## PROBLEM
Could you pick up the piece below on Bangladesh's 2014 election and its politics and keep writing from the last sentence shown?

Bangladesh: The Deal Breaks Down

8 January 2014

Bangladesh: The Deal Breaks Down

By Gwynne Dyer

Last Sunday they held an election in Bangladesh, and nobody came. Well, practically nobody: turn-out was down from 70 percent in the last election to only 20 percent. Some of the absentees stayed away on principle, but others were just frightened away by the violence: more than a hundred polling stations set on fire, and 200 dead in political violence in the last two months. The past is back with a vengeance in Bangladesh.

It wasn’t actually former US National Security Adviser Henry Kissinger who predicted that an independent Bangladesh would be “an international basket case.” It was American diplomat Ural Alexis Johnson, at a meeting in December, 1971, only days before Pakistani forces surrendered and Bangladesh won its independence. Kissinger merely observed that it would “not necessarily (be) our basket case.”

Nevertheless, it was attributed to Kissinger, and it became the defining prediction about Bangladesh’s future. Over the next two decades it seemed pretty accurate: it was a country where poverty was endemic, famine was an occasional visitor, political turbulence was permanent, and there were frequent military coups. But since the restoration of democracy in 1991, the narrative has been very different. Until now.

In the past 20 years the country has seen rapid economic growth, a steeply falling birth rate, and the advent of universal primary education. Average life span is 70 years, and average income has doubled since 1975. Not bad for the world’s most densely populated large country, with few natural resources and 160 million people crammed into the same area as England (New York State, Malawi, Jordan). But now the narrative is changing again.

The problem is politics. Ever since the return of democracy in 1991 Bangladeshi politics has been dominated by two women who utterly loathe each other. Sheikh Hasina, currently prime minister and leader of the left-leaning, secular Awami League, is the daughter of the country’s “founding father,” Mujibur Rahman, who was murdered in 1975 together with almost all his family by rebel army officers.

## EXTRACTED RECORDS
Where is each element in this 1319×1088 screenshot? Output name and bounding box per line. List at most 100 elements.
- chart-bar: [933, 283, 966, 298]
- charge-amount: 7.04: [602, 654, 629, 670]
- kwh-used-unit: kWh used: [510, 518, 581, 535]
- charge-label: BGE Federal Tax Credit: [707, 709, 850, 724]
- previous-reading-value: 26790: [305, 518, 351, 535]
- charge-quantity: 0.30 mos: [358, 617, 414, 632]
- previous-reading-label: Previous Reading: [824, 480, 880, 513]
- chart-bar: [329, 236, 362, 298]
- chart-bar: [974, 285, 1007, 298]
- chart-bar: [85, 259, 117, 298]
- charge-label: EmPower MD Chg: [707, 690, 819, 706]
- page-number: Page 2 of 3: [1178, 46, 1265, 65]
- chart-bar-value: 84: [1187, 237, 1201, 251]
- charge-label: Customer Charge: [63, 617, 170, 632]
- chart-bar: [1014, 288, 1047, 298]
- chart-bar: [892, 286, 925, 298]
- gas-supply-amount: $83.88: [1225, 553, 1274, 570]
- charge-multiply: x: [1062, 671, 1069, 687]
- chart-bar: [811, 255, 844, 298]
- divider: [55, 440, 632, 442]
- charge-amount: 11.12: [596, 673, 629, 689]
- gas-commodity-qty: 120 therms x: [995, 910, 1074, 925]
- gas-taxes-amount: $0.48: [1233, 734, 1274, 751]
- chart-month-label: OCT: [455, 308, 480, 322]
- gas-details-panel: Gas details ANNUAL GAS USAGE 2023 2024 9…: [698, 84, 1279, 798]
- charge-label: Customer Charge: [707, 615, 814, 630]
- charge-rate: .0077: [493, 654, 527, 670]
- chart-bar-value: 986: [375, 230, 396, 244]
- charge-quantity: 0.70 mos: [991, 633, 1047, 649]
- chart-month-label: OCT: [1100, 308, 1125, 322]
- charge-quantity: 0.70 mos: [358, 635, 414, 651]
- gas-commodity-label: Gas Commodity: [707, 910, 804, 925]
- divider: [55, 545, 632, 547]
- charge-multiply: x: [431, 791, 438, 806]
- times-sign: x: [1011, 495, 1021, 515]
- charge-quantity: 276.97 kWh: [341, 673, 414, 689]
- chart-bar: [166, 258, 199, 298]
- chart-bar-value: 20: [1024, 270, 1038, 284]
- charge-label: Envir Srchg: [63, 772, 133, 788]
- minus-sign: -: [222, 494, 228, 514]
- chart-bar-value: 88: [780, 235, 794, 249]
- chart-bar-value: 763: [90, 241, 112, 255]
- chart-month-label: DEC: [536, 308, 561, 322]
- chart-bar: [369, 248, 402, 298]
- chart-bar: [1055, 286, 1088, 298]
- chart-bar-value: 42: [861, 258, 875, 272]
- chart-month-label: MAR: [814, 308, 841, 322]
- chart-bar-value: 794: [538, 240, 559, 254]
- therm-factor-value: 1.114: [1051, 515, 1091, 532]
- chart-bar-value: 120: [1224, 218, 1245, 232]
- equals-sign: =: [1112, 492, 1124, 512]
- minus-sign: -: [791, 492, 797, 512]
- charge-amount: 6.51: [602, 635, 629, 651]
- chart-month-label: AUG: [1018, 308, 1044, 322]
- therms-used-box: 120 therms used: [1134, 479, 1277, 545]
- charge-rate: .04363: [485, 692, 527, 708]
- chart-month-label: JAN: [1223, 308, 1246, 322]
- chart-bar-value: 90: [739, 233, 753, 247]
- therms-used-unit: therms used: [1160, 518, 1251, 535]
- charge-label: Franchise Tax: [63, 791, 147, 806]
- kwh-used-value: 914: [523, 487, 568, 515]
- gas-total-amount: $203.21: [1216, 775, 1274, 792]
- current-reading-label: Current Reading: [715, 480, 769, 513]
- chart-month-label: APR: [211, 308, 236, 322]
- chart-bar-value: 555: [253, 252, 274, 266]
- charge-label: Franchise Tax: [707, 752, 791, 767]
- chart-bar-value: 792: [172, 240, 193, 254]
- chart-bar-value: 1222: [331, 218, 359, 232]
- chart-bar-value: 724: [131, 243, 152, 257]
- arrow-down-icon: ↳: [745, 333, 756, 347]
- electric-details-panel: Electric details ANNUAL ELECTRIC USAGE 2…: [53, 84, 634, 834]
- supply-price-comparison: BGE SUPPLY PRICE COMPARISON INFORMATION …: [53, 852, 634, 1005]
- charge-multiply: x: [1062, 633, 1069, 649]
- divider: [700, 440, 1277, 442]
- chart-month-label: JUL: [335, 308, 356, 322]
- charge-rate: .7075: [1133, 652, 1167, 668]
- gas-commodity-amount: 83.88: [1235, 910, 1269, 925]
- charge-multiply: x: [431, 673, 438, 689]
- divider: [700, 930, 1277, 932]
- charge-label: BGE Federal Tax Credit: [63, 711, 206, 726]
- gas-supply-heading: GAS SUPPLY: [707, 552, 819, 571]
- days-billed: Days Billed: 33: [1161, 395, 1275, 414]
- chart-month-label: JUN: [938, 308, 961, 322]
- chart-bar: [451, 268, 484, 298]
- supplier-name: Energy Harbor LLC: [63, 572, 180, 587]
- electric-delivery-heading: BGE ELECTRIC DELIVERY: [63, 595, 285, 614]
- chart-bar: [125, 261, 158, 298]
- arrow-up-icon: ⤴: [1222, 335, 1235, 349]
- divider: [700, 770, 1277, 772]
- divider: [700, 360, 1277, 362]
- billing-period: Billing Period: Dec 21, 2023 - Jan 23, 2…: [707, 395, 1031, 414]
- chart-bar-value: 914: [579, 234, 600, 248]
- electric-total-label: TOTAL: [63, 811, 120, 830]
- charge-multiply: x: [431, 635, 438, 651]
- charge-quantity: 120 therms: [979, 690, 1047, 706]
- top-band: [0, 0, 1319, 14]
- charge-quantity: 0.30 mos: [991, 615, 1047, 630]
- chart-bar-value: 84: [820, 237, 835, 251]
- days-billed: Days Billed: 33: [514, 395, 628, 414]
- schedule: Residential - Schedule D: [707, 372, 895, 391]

## WRITTEN ANSWER
Her opponent of 20 years’ standing is Khaleda Zia, leader of the conservative, more religiously inclined Bangladesh Nationalist Party (BNP). She is the widow of General Ziaur Rahman, who became president after several more military coups and was then himself assassinated in yet another coup in 1981. Khaleda Zia’s husband was not one of the plotters who murdered Sheikh Hasina’s father, but the latter sees him as having come from the same stable.

The animosity between them can get very petty. For example, none of Khaleda Zia’s official documents list the date of her birth as 15 August, but that is when she chooses to celebrate her birthday. It is the date when Sheikh Hasina’s father Mujibur Rahman, her mother, and all her brothers were massacred . The argument about whether it is really Khaleda’s birthday has been taken as far as the High Court.

Bangladesh might have moved on from its tragic early history much faster if both women had chosen other careers. Nevertheless, they have both shown enough respect for the law and the democratic process that the country has prospered while they alternated in office ever since 1991.

Even in 1996, when the Awami League boycotted the election and the BNP therefore won by a landslide, the two leaders managed to finesse their way out of the crisis. The new BNP-dominated parliament quickly amended the constitution to allow a neutral caretaker government to take over and supervise new elections – which the Awami League won.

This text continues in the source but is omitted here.